◆ **What to produce**: Find each line with the word "content" in it, then give the total alone.

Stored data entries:
━━━━━━
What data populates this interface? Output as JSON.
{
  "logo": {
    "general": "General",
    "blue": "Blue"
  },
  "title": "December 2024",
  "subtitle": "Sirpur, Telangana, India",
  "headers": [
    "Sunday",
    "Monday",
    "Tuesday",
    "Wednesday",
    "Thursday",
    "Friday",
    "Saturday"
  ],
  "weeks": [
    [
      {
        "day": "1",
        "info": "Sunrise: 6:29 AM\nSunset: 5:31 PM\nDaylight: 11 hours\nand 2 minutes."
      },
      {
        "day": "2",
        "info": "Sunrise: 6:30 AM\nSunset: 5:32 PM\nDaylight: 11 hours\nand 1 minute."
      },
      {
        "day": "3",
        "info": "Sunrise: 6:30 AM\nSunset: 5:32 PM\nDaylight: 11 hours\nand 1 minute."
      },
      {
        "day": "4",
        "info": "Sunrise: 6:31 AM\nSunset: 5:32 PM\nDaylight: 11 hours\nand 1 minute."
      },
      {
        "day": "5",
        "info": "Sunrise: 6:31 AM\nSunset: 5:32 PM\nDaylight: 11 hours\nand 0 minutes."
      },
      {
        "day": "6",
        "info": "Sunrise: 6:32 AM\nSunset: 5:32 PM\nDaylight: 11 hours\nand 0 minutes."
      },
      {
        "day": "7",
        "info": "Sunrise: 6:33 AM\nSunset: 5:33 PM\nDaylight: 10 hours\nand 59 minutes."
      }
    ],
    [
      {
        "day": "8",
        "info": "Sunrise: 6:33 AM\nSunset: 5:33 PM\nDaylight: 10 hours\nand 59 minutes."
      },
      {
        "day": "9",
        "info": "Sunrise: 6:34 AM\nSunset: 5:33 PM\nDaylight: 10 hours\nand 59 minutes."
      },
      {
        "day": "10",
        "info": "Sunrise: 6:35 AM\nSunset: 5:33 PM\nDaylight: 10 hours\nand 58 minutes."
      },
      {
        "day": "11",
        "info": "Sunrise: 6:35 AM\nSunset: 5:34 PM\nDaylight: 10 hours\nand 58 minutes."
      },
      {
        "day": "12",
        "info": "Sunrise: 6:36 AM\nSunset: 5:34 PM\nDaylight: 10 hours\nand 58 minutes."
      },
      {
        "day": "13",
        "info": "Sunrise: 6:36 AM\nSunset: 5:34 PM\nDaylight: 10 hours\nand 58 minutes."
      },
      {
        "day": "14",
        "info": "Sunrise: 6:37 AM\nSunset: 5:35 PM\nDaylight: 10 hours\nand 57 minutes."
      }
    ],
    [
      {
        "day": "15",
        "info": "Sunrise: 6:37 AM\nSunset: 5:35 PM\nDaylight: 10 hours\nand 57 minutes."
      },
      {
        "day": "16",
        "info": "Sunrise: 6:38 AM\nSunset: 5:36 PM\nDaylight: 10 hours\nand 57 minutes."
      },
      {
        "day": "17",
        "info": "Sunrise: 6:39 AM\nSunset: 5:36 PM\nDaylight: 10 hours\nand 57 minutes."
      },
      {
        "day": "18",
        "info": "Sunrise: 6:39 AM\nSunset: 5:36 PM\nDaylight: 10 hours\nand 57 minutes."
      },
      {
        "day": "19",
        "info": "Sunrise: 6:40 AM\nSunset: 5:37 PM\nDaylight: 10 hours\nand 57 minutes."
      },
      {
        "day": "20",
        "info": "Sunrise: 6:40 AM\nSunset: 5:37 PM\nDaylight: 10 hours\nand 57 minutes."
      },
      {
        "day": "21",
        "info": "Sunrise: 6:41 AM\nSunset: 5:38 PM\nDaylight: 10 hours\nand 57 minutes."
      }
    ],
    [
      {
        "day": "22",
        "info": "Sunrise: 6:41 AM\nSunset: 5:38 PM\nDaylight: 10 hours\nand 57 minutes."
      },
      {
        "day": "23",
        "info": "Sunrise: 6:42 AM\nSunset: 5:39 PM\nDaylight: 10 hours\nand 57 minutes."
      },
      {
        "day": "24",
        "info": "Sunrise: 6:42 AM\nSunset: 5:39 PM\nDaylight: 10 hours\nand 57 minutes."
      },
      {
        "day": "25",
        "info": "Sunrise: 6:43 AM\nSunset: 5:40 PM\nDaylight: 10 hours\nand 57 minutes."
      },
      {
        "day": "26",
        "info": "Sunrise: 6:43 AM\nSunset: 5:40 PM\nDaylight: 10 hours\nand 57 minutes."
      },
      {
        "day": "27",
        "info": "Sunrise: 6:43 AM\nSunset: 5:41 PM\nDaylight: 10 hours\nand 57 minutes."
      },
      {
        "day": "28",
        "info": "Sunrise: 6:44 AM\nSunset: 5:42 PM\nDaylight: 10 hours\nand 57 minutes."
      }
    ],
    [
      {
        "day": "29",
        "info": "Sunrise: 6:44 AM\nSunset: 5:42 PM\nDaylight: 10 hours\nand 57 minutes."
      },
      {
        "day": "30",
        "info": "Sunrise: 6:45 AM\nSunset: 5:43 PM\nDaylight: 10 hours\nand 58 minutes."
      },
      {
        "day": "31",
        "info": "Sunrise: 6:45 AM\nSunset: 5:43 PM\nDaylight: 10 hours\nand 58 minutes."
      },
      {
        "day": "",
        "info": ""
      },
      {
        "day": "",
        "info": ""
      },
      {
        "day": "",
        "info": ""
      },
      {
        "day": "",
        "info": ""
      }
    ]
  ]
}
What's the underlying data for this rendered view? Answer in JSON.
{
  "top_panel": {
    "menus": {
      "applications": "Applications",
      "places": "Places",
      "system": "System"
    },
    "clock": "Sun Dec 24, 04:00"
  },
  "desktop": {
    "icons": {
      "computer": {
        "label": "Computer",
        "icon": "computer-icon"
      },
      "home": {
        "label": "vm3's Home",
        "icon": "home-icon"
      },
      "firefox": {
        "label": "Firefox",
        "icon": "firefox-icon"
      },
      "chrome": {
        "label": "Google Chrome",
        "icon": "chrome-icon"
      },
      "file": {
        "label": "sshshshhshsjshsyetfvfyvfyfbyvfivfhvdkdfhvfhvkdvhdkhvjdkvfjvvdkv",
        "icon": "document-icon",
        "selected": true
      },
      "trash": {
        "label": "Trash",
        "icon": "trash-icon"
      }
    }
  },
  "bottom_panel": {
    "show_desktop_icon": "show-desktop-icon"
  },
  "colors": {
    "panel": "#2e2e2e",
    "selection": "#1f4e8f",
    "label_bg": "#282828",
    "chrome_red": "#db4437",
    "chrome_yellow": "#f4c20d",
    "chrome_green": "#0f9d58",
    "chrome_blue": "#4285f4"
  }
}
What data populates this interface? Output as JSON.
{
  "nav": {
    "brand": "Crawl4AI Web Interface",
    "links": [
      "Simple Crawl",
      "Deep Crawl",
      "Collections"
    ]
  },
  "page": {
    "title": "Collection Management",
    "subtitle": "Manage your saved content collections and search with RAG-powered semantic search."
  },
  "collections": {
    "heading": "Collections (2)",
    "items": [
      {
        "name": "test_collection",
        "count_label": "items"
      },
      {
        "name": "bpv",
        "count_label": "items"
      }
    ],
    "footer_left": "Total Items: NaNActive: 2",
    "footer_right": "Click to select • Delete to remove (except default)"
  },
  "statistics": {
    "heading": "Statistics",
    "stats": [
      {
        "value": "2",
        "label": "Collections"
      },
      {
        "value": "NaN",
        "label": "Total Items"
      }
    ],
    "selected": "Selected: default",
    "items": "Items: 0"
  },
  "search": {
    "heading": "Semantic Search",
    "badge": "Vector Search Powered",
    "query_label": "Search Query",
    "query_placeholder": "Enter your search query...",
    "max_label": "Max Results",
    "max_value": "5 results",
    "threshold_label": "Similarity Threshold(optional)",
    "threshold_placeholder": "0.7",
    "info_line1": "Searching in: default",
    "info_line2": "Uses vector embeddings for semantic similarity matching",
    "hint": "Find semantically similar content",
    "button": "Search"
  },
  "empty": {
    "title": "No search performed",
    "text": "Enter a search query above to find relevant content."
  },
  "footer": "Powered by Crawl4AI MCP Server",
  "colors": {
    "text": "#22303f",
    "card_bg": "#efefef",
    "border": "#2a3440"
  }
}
━━━━━━
◆ **Solved exercise**: 3